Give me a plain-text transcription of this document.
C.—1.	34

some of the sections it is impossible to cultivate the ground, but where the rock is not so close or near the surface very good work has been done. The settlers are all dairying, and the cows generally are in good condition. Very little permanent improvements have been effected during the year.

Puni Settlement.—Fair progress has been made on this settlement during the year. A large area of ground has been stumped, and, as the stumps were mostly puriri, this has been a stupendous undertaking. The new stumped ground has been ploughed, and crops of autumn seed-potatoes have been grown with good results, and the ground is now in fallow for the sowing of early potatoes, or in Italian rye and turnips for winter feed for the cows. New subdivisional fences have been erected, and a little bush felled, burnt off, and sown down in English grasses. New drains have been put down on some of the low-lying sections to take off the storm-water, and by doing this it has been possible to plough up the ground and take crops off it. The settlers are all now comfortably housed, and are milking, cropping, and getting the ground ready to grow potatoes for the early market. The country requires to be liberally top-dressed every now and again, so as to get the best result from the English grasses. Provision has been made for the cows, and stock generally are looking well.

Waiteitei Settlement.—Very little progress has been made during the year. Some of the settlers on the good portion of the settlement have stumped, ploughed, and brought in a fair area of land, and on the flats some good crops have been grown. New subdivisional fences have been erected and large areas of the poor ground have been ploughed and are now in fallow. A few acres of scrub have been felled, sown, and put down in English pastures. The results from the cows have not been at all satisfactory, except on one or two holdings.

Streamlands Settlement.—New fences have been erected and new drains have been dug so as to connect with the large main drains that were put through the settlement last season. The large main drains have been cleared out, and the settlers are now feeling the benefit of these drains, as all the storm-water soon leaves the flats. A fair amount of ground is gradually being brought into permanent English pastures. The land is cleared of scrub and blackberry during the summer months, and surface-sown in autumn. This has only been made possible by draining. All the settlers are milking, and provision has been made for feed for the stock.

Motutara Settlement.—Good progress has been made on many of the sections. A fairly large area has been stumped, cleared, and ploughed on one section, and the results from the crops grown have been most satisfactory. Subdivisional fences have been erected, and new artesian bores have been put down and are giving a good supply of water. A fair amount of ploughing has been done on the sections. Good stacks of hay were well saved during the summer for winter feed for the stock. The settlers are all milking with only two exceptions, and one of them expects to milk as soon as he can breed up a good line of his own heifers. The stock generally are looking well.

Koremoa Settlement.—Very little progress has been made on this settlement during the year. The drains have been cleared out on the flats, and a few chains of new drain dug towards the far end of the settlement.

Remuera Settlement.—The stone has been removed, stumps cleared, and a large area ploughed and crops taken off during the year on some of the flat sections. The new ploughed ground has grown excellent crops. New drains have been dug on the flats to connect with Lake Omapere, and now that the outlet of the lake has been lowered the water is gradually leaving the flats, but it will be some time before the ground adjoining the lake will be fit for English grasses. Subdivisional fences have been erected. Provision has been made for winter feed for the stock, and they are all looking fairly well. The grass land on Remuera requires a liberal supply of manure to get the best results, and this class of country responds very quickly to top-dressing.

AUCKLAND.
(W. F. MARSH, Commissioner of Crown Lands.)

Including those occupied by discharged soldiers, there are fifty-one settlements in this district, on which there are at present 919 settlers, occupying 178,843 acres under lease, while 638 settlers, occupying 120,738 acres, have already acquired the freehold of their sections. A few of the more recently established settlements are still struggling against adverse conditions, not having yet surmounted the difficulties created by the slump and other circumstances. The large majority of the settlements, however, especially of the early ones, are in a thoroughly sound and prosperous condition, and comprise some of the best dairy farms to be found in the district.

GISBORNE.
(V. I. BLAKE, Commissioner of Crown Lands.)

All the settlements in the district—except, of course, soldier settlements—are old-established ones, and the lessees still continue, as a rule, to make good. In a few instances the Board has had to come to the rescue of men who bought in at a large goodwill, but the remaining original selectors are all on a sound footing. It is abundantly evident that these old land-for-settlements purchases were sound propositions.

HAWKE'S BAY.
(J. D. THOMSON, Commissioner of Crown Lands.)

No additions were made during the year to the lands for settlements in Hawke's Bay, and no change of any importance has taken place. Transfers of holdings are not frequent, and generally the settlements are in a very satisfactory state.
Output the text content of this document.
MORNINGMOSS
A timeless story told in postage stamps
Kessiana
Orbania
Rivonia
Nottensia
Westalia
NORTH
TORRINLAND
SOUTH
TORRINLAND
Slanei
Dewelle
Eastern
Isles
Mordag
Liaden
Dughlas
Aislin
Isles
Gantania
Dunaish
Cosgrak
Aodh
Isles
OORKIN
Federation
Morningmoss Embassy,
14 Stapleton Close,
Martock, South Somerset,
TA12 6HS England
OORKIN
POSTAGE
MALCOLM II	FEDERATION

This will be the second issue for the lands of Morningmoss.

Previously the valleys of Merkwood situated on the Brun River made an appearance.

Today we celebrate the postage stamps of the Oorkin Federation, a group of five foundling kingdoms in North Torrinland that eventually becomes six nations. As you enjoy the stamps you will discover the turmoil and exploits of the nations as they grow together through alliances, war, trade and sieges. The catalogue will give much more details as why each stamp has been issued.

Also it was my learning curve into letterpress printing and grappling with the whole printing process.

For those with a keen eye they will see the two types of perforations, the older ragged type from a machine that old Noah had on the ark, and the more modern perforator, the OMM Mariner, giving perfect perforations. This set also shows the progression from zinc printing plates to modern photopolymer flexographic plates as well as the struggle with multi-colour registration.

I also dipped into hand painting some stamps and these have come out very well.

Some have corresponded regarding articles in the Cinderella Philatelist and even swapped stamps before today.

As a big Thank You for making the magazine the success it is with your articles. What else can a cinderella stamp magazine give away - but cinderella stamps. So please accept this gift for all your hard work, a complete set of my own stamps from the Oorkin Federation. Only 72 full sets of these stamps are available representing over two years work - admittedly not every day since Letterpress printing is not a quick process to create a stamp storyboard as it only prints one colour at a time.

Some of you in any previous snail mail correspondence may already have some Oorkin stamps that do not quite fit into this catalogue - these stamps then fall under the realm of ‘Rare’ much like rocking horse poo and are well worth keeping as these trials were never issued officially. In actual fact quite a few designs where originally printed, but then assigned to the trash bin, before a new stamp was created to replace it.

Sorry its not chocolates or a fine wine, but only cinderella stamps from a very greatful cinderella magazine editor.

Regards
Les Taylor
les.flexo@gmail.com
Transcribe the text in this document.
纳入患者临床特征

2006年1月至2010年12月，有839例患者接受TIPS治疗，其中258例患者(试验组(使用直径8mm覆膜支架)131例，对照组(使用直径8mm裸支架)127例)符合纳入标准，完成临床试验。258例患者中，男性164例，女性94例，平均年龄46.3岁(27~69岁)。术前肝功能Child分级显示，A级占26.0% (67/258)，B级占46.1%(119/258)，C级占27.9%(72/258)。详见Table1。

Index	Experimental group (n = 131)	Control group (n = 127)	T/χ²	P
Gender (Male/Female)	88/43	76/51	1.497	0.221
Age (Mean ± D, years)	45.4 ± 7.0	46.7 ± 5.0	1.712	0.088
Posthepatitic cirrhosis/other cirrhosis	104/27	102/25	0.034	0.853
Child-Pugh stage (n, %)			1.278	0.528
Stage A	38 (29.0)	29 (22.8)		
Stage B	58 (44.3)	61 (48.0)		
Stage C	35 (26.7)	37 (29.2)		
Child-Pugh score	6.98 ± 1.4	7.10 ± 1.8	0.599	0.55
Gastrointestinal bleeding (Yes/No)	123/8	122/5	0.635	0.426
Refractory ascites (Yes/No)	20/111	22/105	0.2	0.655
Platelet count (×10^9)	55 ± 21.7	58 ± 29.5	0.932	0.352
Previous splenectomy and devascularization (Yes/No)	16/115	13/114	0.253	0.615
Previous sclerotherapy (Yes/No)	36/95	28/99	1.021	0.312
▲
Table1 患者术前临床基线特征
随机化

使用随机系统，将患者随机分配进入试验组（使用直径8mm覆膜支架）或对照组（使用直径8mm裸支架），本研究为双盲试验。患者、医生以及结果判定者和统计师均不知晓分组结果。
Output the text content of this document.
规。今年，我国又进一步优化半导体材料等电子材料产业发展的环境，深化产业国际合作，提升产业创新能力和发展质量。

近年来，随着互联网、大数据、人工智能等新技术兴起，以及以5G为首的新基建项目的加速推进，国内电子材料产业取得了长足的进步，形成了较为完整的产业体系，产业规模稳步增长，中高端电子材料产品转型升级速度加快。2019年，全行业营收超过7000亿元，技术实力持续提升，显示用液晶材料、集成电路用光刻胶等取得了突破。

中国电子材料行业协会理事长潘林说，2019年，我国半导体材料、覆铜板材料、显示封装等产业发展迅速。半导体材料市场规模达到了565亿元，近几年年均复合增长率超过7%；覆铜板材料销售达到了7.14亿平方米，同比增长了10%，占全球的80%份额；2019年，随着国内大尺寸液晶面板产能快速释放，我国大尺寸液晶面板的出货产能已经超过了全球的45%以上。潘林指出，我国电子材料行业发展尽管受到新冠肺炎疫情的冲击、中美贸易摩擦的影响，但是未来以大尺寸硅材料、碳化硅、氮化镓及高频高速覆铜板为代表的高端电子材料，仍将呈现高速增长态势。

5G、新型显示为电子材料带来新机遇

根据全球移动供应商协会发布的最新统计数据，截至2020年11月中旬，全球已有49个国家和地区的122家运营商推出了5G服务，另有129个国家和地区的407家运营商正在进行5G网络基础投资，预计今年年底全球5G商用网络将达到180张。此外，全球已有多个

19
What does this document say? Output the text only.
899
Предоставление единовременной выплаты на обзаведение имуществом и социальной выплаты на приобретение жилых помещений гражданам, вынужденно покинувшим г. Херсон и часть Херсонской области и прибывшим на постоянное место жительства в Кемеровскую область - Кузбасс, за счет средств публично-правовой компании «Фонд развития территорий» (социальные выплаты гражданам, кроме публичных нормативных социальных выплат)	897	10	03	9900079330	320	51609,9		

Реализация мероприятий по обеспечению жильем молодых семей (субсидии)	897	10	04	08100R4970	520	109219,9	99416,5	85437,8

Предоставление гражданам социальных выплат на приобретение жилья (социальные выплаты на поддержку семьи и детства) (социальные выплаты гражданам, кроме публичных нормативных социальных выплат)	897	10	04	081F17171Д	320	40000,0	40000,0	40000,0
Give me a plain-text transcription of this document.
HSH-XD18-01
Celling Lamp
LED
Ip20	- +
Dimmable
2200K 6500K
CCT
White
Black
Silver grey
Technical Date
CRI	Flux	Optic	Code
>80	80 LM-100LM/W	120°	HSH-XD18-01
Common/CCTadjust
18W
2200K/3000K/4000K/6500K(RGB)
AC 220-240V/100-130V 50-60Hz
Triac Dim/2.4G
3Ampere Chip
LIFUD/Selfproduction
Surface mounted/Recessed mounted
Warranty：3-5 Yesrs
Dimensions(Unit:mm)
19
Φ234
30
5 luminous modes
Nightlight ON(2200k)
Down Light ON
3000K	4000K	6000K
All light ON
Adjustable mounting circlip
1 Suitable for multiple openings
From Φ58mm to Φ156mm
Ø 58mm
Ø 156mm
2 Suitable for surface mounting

•••

▶ **Task details**
From the records above, pull out every line containing the word "condition".

▶ **Solution to this problem**
some of the sections it is impossible to cultivate the ground, but where the rock is not so close or near the surface very good work has been done. The settlers are all dairying, and the cows generally are in good condition. Very little permanent improvements have been effected during the year.
Including those occupied by discharged soldiers, there are fifty-one settlements in this district, on which there are at present 919 settlers, occupying 178,843 acres under lease, while 638 settlers, occupying 120,738 acres, have already acquired the freehold of their sections. A few of the more recently established settlements are still struggling against adverse conditions, not having yet surmounted the difficulties created by the slump and other circumstances. The large majority of the settlements, however, especially of the early ones, are in a thoroughly sound and prosperous condition, and comprise some of the best dairy farms to be found in the district.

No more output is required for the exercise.